## Exercise aim
Search the material and gather each line with "text" in it.

## Listing
::::::::::
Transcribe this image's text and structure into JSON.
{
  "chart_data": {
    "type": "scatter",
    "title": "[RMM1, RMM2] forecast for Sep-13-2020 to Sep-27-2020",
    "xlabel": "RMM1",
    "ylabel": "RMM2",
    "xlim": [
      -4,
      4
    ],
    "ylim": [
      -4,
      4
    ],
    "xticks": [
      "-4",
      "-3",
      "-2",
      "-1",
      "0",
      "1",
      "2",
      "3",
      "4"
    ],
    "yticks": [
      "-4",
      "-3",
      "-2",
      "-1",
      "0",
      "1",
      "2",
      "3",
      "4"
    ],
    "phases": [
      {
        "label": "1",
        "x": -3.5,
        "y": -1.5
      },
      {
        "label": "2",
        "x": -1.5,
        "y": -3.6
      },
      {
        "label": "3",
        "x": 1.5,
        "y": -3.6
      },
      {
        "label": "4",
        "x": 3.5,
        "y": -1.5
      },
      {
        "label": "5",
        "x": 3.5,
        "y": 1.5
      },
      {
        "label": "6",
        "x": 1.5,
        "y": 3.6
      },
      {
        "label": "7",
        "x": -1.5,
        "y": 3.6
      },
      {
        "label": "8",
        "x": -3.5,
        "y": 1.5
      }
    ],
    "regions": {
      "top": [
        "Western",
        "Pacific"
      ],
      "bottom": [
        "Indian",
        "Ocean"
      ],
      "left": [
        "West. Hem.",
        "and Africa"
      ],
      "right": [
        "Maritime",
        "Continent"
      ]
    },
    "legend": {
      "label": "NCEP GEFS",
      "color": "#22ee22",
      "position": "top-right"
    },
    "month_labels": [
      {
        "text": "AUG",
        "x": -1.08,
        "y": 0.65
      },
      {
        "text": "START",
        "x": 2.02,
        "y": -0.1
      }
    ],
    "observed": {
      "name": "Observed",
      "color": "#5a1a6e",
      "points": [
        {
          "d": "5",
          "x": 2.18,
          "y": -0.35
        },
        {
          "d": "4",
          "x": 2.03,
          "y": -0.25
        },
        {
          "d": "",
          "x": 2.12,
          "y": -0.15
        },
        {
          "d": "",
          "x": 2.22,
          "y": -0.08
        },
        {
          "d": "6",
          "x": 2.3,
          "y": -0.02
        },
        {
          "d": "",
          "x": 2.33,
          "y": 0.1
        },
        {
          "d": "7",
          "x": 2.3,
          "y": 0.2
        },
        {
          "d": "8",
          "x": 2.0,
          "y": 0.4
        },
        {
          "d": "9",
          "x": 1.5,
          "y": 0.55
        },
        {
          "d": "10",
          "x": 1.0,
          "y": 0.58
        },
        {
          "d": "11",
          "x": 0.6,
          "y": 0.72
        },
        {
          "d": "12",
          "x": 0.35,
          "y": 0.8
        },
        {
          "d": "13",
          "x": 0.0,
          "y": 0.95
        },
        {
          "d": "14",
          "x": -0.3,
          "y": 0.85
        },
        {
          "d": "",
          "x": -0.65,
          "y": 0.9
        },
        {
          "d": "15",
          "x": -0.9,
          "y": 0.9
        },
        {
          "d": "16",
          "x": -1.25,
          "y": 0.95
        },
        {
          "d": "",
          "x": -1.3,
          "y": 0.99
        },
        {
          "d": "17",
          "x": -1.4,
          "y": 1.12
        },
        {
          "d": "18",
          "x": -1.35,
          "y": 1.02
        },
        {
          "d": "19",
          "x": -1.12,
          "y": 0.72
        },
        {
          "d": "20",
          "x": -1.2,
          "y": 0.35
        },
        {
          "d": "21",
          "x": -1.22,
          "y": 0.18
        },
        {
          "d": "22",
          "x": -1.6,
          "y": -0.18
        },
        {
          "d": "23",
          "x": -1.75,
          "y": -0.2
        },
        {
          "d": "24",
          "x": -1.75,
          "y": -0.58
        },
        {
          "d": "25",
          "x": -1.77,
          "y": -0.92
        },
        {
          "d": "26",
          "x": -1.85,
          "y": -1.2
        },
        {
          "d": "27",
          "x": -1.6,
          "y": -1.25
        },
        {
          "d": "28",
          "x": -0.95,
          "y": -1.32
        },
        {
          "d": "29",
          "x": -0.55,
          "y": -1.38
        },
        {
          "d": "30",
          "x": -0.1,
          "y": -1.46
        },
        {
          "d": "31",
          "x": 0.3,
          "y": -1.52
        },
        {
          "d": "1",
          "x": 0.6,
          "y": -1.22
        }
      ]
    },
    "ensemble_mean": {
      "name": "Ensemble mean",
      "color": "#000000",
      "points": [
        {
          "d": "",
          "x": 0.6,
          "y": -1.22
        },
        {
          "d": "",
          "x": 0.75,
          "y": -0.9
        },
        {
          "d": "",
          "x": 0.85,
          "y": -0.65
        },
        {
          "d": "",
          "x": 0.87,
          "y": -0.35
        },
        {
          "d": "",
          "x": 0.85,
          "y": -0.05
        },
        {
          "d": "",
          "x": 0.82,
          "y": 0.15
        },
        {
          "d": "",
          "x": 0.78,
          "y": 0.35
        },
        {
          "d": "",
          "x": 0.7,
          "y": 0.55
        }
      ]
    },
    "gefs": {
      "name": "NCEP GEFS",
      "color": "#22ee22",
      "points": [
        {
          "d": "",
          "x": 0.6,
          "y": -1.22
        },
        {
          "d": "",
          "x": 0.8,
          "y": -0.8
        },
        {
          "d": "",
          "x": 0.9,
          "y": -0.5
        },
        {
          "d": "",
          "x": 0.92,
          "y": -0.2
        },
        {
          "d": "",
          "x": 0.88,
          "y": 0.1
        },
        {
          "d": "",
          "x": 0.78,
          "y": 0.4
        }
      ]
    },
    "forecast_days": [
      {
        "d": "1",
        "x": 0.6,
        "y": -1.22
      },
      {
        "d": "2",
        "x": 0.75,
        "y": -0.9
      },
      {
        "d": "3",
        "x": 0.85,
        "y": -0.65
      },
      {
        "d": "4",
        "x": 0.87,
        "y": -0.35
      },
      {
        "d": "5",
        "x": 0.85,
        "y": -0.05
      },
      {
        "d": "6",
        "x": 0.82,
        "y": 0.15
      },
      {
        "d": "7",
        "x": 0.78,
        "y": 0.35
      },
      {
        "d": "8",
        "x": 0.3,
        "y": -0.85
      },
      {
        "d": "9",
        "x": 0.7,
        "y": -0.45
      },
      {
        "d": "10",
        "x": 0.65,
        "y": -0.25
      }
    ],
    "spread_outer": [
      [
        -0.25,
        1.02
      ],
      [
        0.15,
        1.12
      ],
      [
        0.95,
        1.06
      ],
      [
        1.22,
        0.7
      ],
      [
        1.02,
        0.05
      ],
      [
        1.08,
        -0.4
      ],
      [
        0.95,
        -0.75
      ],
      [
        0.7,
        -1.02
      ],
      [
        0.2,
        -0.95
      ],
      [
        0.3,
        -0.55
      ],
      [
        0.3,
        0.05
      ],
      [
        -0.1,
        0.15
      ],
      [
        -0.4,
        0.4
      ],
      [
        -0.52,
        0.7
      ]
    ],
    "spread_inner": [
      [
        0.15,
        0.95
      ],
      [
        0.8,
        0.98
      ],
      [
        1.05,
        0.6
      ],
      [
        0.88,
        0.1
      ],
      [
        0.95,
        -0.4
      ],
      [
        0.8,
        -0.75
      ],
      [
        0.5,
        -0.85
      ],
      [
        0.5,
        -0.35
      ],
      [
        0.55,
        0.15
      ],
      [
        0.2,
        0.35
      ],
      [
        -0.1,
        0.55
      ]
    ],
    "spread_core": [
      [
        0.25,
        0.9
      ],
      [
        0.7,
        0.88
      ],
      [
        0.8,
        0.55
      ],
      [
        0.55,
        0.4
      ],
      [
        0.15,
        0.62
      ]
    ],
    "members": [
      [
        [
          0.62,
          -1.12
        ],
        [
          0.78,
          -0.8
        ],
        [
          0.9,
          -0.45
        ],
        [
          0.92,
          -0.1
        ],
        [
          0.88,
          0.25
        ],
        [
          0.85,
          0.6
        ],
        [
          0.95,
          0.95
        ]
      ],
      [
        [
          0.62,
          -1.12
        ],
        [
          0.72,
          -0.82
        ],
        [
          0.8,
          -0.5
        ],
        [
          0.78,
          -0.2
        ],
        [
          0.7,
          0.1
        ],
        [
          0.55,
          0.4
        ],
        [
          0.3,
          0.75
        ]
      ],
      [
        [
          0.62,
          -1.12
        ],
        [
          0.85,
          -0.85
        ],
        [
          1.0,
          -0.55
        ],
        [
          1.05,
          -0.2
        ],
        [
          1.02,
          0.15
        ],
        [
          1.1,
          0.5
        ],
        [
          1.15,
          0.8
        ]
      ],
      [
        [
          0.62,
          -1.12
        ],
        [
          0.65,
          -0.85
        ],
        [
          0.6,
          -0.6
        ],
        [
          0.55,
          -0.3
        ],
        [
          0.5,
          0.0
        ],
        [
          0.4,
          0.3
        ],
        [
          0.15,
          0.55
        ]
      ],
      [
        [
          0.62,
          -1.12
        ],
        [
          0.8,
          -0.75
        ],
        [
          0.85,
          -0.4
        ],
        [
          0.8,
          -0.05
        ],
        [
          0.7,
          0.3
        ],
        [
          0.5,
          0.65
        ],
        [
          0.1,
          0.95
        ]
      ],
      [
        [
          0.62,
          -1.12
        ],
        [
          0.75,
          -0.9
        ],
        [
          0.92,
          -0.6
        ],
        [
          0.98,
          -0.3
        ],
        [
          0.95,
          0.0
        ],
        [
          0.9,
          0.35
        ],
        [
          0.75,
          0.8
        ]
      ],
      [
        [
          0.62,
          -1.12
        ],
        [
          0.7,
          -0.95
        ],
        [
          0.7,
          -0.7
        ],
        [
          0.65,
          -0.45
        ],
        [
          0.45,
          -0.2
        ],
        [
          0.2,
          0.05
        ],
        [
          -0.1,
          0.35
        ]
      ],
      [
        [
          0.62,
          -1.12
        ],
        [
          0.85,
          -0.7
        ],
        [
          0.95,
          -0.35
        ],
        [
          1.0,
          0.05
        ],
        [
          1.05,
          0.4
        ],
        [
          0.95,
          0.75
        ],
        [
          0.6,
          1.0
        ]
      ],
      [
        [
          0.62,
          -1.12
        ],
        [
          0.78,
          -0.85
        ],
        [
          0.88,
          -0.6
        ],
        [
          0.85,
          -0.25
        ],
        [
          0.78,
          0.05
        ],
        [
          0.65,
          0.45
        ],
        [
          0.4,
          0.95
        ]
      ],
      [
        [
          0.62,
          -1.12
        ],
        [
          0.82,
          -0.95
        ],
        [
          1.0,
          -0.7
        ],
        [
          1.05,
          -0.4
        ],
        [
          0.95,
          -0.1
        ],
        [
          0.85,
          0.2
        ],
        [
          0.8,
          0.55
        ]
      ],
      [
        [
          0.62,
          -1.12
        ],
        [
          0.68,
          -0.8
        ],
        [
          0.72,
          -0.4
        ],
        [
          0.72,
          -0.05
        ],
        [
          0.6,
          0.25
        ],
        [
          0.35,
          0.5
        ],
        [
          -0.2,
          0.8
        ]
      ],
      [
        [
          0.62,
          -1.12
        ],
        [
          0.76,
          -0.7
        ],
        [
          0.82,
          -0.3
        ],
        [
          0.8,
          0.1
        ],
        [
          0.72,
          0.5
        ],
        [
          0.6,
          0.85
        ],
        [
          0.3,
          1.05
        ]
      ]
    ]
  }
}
::::::::::
## Worked solution
Transcribe this image's text and structure into JSON.
        "text": "AUG",
        "text": "START",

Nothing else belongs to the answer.